DIRECTIONS
(A) According to the forum post about multi-GPU support with a custom Trainer, why did the poster write a HuggingFace model and a custom Trainer?
(B) Continue the forum post about multi-GPU support with a custom Trainer from the point where it stops.

TEXT SHOWN
Multi-GPU support lost when overwriting functions for Custom Trainer

Hello, I’m trying to implement the data2vec model with HuggingFace.

To this end, I’ve implemented a HuggingFace model and a Trainer as the following:

The custom trainer:

class Data2VecTrainer(Trainer):
    def __init__(self, *args, **kwargs):
        super().__init__(*args, **kwargs)

    def compute_loss(self, model, inputs, return_outputs=False):

        if isinstance(model, nn.DataParallel):
            loss = model.module.compute_loss(inputs)
        else: 
            loss = model.compute_loss(inputs)

        return loss 

    def training_step(self, model, inputs): 
        # regular step for updating model 
        loss = super().training_step(model, inputs) 

        # after model update, take a EMA step for teacher network 
        if isinstance(model, nn.DataParallel):
            if model.module.teacher_network is not None:
                model.module.take_ema_step()

PROVIDED INFORMATION
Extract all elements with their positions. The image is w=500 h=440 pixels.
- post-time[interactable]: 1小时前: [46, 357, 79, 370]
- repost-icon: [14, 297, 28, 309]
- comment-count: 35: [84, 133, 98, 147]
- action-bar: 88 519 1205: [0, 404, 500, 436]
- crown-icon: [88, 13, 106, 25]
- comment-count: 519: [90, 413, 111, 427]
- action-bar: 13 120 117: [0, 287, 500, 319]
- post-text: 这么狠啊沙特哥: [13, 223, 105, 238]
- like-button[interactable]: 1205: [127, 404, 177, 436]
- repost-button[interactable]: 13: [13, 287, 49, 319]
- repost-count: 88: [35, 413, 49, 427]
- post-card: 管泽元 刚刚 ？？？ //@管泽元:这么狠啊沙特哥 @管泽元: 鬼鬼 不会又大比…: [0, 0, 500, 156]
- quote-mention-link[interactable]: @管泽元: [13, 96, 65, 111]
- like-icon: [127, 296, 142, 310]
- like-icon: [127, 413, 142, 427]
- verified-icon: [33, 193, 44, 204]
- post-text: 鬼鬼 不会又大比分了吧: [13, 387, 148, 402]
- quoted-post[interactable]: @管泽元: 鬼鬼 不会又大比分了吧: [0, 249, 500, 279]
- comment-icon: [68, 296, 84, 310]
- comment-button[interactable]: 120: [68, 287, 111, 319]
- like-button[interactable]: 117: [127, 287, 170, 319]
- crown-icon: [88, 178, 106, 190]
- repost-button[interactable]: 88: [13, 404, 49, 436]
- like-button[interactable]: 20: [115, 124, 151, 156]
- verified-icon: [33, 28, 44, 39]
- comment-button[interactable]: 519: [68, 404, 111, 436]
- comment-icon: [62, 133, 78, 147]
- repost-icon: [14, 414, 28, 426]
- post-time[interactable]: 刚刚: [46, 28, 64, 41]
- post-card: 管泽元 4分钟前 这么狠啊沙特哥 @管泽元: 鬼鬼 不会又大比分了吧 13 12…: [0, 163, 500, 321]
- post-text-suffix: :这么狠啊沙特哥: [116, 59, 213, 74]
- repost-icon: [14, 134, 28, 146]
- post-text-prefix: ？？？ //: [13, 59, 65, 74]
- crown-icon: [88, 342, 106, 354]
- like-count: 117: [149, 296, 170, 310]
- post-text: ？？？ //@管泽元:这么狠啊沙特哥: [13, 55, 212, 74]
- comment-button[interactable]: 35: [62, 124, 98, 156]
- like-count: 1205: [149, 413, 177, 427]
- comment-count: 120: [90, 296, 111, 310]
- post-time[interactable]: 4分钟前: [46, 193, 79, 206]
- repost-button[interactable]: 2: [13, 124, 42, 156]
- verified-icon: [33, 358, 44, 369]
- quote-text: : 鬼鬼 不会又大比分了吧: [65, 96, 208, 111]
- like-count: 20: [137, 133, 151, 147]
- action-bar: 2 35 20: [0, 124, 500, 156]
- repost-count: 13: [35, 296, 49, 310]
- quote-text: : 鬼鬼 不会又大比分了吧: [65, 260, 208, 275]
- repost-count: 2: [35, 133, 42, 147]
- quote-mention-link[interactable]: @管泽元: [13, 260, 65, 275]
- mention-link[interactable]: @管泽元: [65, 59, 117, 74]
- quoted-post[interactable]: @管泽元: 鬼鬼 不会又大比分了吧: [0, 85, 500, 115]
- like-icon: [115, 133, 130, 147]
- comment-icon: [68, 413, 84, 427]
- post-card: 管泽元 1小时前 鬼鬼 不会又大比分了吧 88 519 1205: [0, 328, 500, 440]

RESULTS
(A) The poster wrote them to implement the data2vec model with HuggingFace. The post introduces the model and the Trainer with "To this end," which links them directly to that goal.

(B)
        else: 
            if model.teacher_network is not None: 
                model.take_ema_step()
                
        return loss 

The model:

class Data2VecTextEncoder(RobertaModel): 
    # just change the parent class to BertModel if testing with BERT 

    def __init__(self, config):
        logger.info("Entered custom initialization.")
        super().__init__(config)

        self.cfg = Data2VecTextConfig
        self.make_ema_teacher()

        self.loss_scale = self.cfg.loss_scale

        assert self.cfg.head_layers >= 1

        self.average_top_k_layers = self.cfg.average_top_k_layers

        embed_dim = self.embeddings.word_embeddings.embedding_dim
        curr_dim = embed_dim
        projs = []
        for i in range(self.cfg.head_layers - 1):
            next_dim = embed_dim * 2 if i == 0 else curr_dim
            projs.append(nn.Linear(curr_dim, next_dim))
            projs.append(nn.GELU())
            curr_dim = next_dim

        projs.append(nn.Linear(curr_dim, embed_dim))
        self.regression_head = nn.Sequential(*projs)

        self.num_updates = 0

    def make_ema_teacher(self):
        ema_config = EMAModuleConfig(
            ema_decay=self.cfg.ema_decay,
            ema_fp32=True,
        )
        skip_keys = set()
        if self.cfg.ema_transformer_layers_only:
            # import pdb; pdb.set_trace()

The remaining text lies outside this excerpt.